Data records:
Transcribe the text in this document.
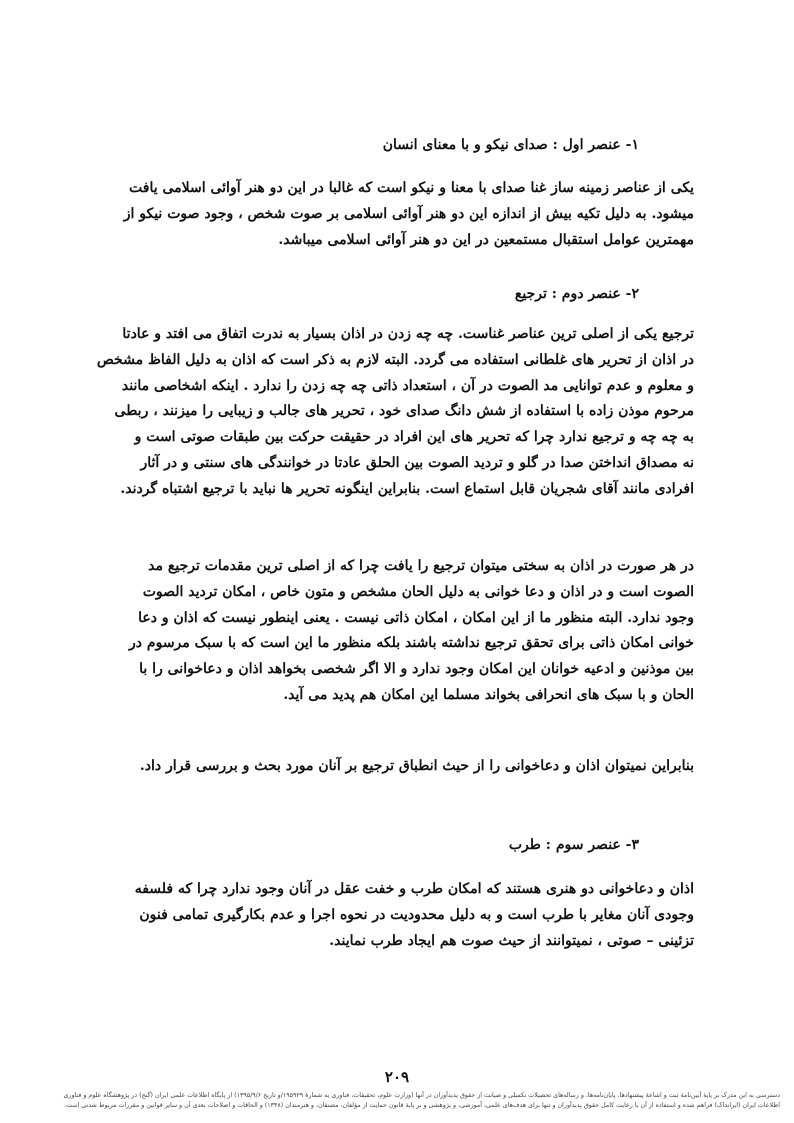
۱- عنصر اول : صدای نیکو و با معنای انسان
یکی از عناصر زمینه ساز غنا صدای با معنا و نیکو است که غالبا در این دو هنر آوائی اسلامی یافت
میشود. به دلیل تکیه بیش از اندازه این دو هنر آوائی اسلامی بر صوت شخص ، وجود صوت نیکو از
مهمترین عوامل استقبال مستمعین در این دو هنر آوائی اسلامی میباشد.
۲- عنصر دوم : ترجیع
ترجیع یکی از اصلی ترین عناصر غناست. چه چه زدن در اذان بسیار به ندرت اتفاق می افتد و عادتا
در اذان از تحریر های غلطانی استفاده می گردد. البته لازم به ذکر است که اذان به دلیل الفاظ مشخص
و معلوم و عدم توانایی مد الصوت در آن ، استعداد ذاتی چه چه زدن را ندارد . اینکه اشخاصی مانند
مرحوم موذن زاده با استفاده از شش دانگ صدای خود ، تحریر های جالب و زیبایی را میزنند ، ربطی
به چه چه و ترجیع ندارد چرا که تحریر های این افراد در حقیقت حرکت بین طبقات صوتی است و
نه مصداق انداختن صدا در گلو و تردید الصوت بین الحلق عادتا در خوانندگی های سنتی و در آثار
افرادی مانند آقای شجریان قابل استماع است. بنابراین اینگونه تحریر ها نباید با ترجیع اشتباه گردند.
در هر صورت در اذان به سختی میتوان ترجیع را یافت چرا که از اصلی ترین مقدمات ترجیع مد
الصوت است و در اذان و دعا خوانی به دلیل الحان مشخص و متون خاص ، امکان تردید الصوت
وجود ندارد. البته منظور ما از این امکان ، امکان ذاتی نیست . یعنی اینطور نیست که اذان و دعا
خوانی امکان ذاتی برای تحقق ترجیع نداشته باشند بلکه منظور ما این است که با سبک مرسوم در
بین موذنین و ادعیه خوانان این امکان وجود ندارد و الا اگر شخصی بخواهد اذان و دعاخوانی را با
الحان و با سبک های انحرافی بخواند مسلما این امکان هم پدید می آید.
بنابراین نمیتوان اذان و دعاخوانی را از حیث انطباق ترجیع بر آنان مورد بحث و بررسی قرار داد.
۳- عنصر سوم : طرب
اذان و دعاخوانی دو هنری هستند که امکان طرب و خفت عقل در آنان وجود ندارد چرا که فلسفه
وجودی آنان مغایر با طرب است و به دلیل محدودیت در نحوه اجرا و عدم بکارگیری تمامی فنون
تزئینی – صوتی ، نمیتوانند از حیث صوت هم ایجاد طرب نمایند.
۲۰۹
دسترسی به این مدرک بر پایهٔ آیین‌نامهٔ ثبت و اشاعهٔ پیشنهادها، پایان‌نامه‌ها، و رساله‌های تحصیلات تکمیلی و صیانت از حقوق پدیدآوران در آنها (وزارت علوم، تحقیقات، فناوری به شمارهٔ ۱۹۵۹۲۹/و تاریخ ۱۳۹۵/۹/۶) از پایگاه اطلاعات علمی ایران (گنج) در پژوهشگاه علوم و فناوری
اطلاعات ایران (ایرانداک) فراهم شده و استفاده از آن با رعایت کامل حقوق پدیدآوران و تنها برای هدف‌های علمی، آموزشی، و پژوهشی و بر پایهٔ قانون حمایت از مؤلفان، مصنفان، و هنرمندان (۱۳۴۸) و الحاقات و اصلاحات بعدی آن و سایر قوانین و مقررات مربوط شدنی است.
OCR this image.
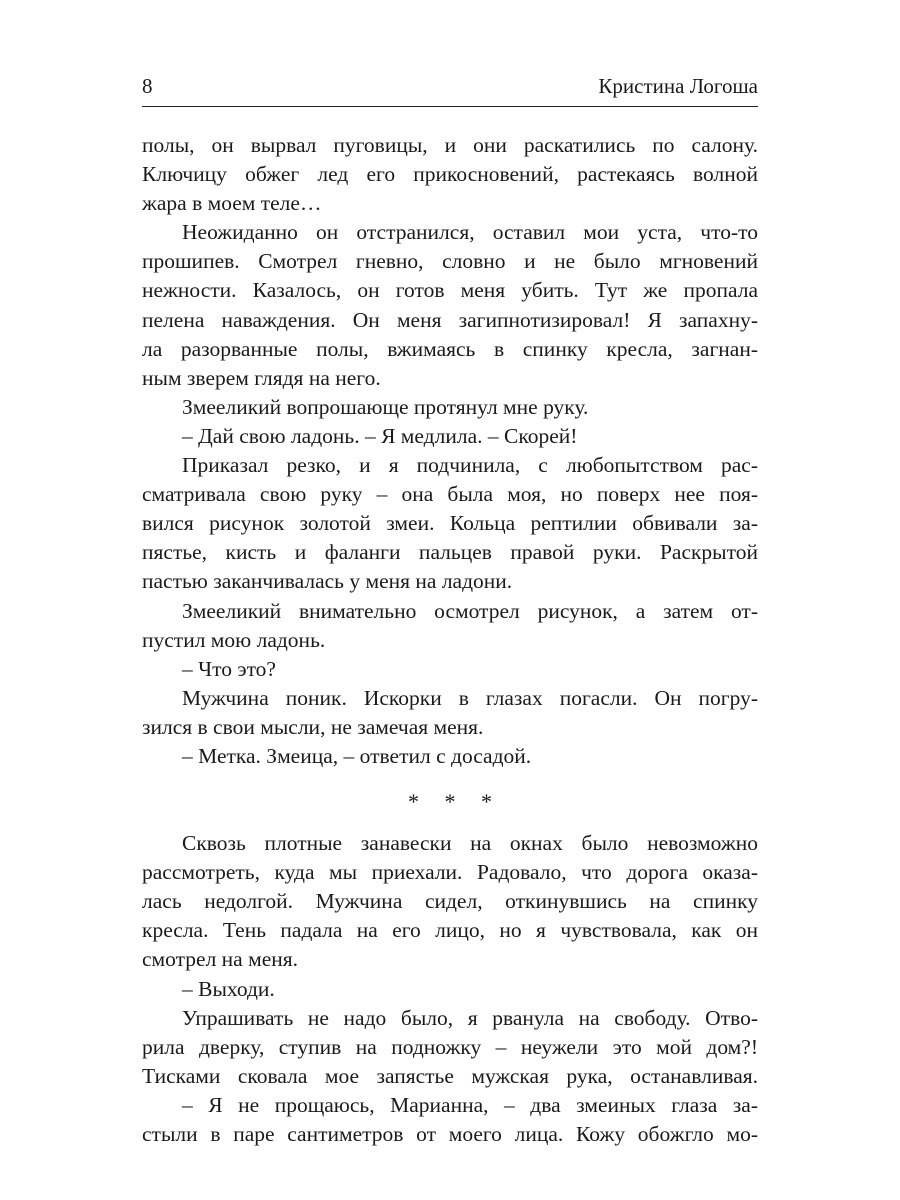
8	Кристина Логоша
полы, он вырвал пуговицы, и они раскатились по салону.
Ключицу обжег лед его прикосновений, растекаясь волной
жара в моем теле…
Неожиданно он отстранился, оставил мои уста, что-то
прошипев. Смотрел гневно, словно и не было мгновений
нежности. Казалось, он готов меня убить. Тут же пропала
пелена наваждения. Он меня загипнотизировал! Я запахну-
ла разорванные полы, вжимаясь в спинку кресла, загнан-
ным зверем глядя на него.
Змееликий вопрошающе протянул мне руку.
– Дай свою ладонь. – Я медлила. – Скорей!
Приказал резко, и я подчинила, с любопытством рас-
сматривала свою руку – она была моя, но поверх нее поя-
вился рисунок золотой змеи. Кольца рептилии обвивали за-
пястье, кисть и фаланги пальцев правой руки. Раскрытой
пастью заканчивалась у меня на ладони.
Змееликий внимательно осмотрел рисунок, а затем от-
пустил мою ладонь.
– Что это?
Мужчина поник. Искорки в глазах погасли. Он погру-
зился в свои мысли, не замечая меня.
– Метка. Змеица, – ответил с досадой.
* * *
Сквозь плотные занавески на окнах было невозможно
рассмотреть, куда мы приехали. Радовало, что дорога оказа-
лась недолгой. Мужчина сидел, откинувшись на спинку
кресла. Тень падала на его лицо, но я чувствовала, как он
смотрел на меня.
– Выходи.
Упрашивать не надо было, я рванула на свободу. Отво-
рила дверку, ступив на подножку – неужели это мой дом?!
Тисками сковала мое запястье мужская рука, останавливая.
– Я не прощаюсь, Марианна, – два змеиных глаза за-
стыли в паре сантиметров от моего лица. Кожу обожгло мо-
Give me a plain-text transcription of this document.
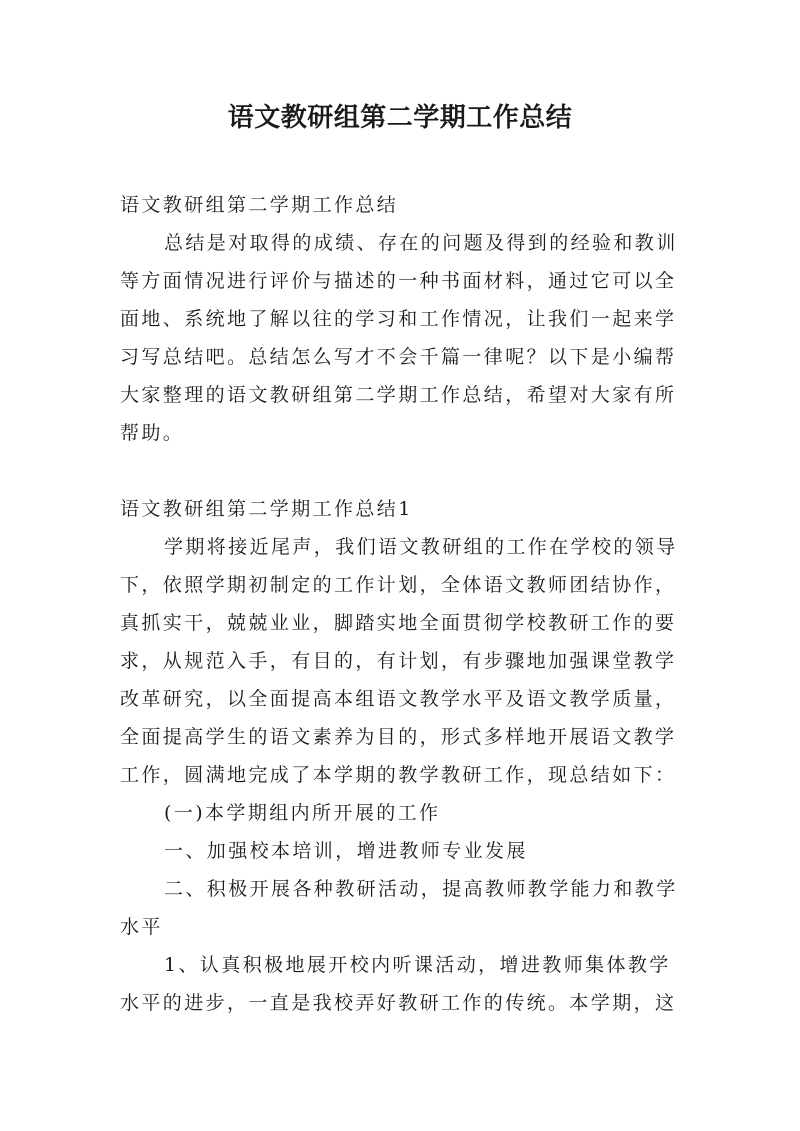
语文教研组第二学期工作总结
语文教研组第二学期工作总结
总结是对取得的成绩、存在的问题及得到的经验和教训
等方面情况进行评价与描述的一种书面材料，通过它可以全
面地、系统地了解以往的学习和工作情况，让我们一起来学
习写总结吧。总结怎么写才不会千篇一律呢？以下是小编帮
大家整理的语文教研组第二学期工作总结，希望对大家有所
帮助。
语文教研组第二学期工作总结1
学期将接近尾声，我们语文教研组的工作在学校的领导
下，依照学期初制定的工作计划，全体语文教师团结协作，
真抓实干，兢兢业业，脚踏实地全面贯彻学校教研工作的要
求，从规范入手，有目的，有计划，有步骤地加强课堂教学
改革研究，以全面提高本组语文教学水平及语文教学质量，
全面提高学生的语文素养为目的，形式多样地开展语文教学
工作，圆满地完成了本学期的教学教研工作，现总结如下：
(一)本学期组内所开展的工作
一、加强校本培训，增进教师专业发展
二、积极开展各种教研活动，提高教师教学能力和教学
水平
1、认真积极地展开校内听课活动，增进教师集体教学
水平的进步，一直是我校弄好教研工作的传统。本学期，这
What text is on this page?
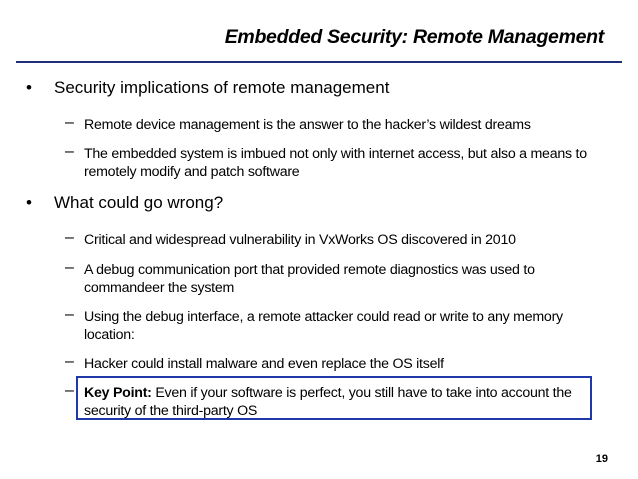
Embedded Security: Remote Management
• Security implications of remote management
– Remote device management is the answer to the hacker’s wildest dreams
– The embedded system is imbued not only with internet access, but also a means to remotely modify and patch software
• What could go wrong?
– Critical and widespread vulnerability in VxWorks OS discovered in 2010
– A debug communication port that provided remote diagnostics was used to commandeer the system
– Using the debug interface, a remote attacker could read or write to any memory location:
– Hacker could install malware and even replace the OS itself
– Key Point: Even if your software is perfect, you still have to take into account the security of the third-party OS
19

» Given task: Reproduce the lines from the line with "What text is on this page?" through the last line of the entries exactly, including both ends and excluding pictures.

» Problem solution:
What text is on this page?
Embedded Security: Remote Management
• Security implications of remote management
– Remote device management is the answer to the hacker’s wildest dreams
– The embedded system is imbued not only with internet access, but also a means to remotely modify and patch software
• What could go wrong?
– Critical and widespread vulnerability in VxWorks OS discovered in 2010
– A debug communication port that provided remote diagnostics was used to commandeer the system
– Using the debug interface, a remote attacker could read or write to any memory location:
– Hacker could install malware and even replace the OS itself
– Key Point: Even if your software is perfect, you still have to take into account the security of the third-party OS
19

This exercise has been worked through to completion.